Task brief - Select the lines that hold the word "acquisition" and copy each one.

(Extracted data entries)
== == ==
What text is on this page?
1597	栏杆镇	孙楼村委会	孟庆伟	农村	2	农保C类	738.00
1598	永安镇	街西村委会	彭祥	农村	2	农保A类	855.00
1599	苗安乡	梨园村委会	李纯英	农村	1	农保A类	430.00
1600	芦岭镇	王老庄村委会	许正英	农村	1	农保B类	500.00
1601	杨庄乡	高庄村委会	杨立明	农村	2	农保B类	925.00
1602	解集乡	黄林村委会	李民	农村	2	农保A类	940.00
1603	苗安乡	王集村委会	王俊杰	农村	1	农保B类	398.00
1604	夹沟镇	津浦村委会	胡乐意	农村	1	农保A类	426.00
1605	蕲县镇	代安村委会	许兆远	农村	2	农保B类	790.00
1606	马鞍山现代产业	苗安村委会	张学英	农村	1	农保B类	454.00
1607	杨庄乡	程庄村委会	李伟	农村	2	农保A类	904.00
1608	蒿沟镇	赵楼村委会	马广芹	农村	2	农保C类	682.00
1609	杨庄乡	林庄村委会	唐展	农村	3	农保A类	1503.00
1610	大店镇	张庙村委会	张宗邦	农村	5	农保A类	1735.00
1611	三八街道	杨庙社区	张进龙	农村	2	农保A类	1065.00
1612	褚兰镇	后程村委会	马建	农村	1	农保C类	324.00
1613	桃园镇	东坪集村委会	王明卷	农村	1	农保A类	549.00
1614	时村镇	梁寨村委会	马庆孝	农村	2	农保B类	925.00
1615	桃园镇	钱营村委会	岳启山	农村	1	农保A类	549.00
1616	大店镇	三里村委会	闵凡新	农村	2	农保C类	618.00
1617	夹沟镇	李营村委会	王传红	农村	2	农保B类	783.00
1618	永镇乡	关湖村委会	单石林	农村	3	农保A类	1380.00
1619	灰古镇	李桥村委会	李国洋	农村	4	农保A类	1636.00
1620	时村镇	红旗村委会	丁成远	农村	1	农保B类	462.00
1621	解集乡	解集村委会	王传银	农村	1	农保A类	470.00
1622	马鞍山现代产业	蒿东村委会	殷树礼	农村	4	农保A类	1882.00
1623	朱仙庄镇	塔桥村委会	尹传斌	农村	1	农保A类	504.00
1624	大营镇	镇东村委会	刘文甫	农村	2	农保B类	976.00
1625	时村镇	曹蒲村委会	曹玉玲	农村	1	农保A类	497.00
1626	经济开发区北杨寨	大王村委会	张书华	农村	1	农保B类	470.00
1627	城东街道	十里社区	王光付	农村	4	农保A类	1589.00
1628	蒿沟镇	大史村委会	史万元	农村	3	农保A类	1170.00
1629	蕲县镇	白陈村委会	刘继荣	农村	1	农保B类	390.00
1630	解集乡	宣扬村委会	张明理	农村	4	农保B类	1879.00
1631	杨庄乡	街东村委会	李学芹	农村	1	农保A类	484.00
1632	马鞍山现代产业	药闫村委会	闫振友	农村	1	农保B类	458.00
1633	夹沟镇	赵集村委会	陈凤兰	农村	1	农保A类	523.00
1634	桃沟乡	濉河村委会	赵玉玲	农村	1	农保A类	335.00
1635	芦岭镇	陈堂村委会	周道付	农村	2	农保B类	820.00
== == ==
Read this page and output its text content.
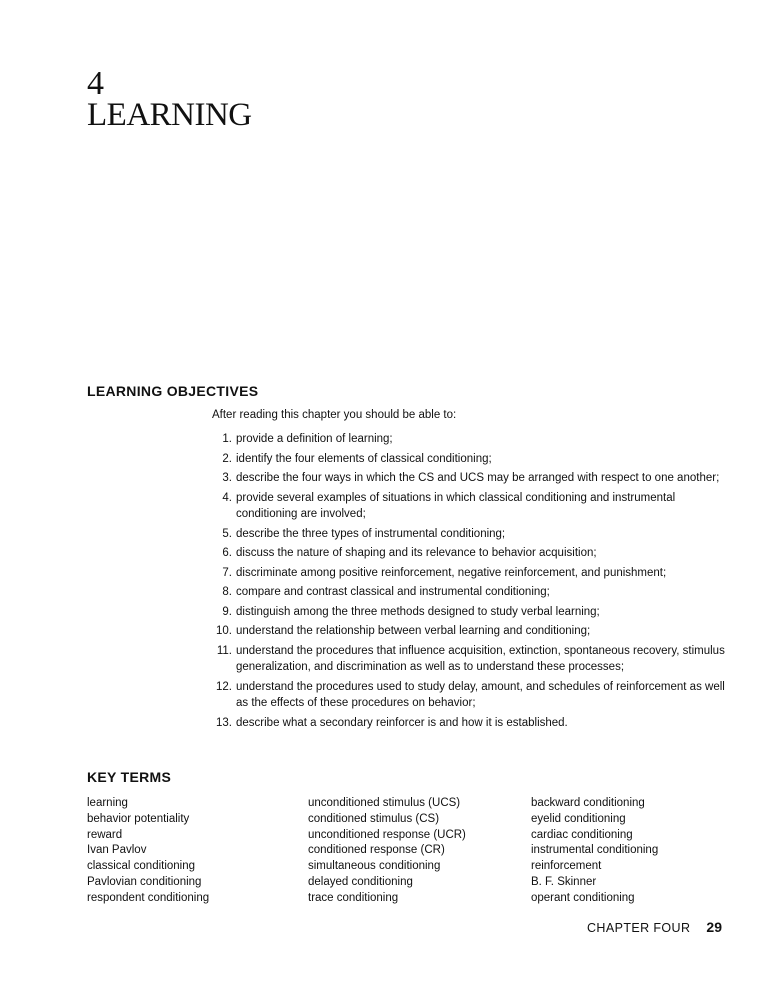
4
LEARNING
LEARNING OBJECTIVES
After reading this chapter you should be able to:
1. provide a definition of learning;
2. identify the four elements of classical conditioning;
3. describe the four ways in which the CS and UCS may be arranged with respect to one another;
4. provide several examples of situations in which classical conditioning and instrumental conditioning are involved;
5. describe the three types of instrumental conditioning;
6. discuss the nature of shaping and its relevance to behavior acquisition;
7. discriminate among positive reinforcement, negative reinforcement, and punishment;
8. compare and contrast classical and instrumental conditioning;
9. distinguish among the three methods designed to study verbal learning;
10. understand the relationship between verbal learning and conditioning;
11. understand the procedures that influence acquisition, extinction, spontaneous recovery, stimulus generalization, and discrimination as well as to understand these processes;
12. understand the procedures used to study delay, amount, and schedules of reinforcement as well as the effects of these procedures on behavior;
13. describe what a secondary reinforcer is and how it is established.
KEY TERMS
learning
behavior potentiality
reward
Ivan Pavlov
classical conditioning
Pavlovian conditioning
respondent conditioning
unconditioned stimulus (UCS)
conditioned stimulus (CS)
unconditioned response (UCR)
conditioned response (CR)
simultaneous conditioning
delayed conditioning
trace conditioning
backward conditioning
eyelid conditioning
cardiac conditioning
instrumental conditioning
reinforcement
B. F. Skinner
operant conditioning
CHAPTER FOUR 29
== == ==
In response -
6. discuss the nature of shaping and its relevance to behavior acquisition;
11. understand the procedures that influence acquisition, extinction, spontaneous recovery, stimulus generalization, and discrimination as well as to understand these processes;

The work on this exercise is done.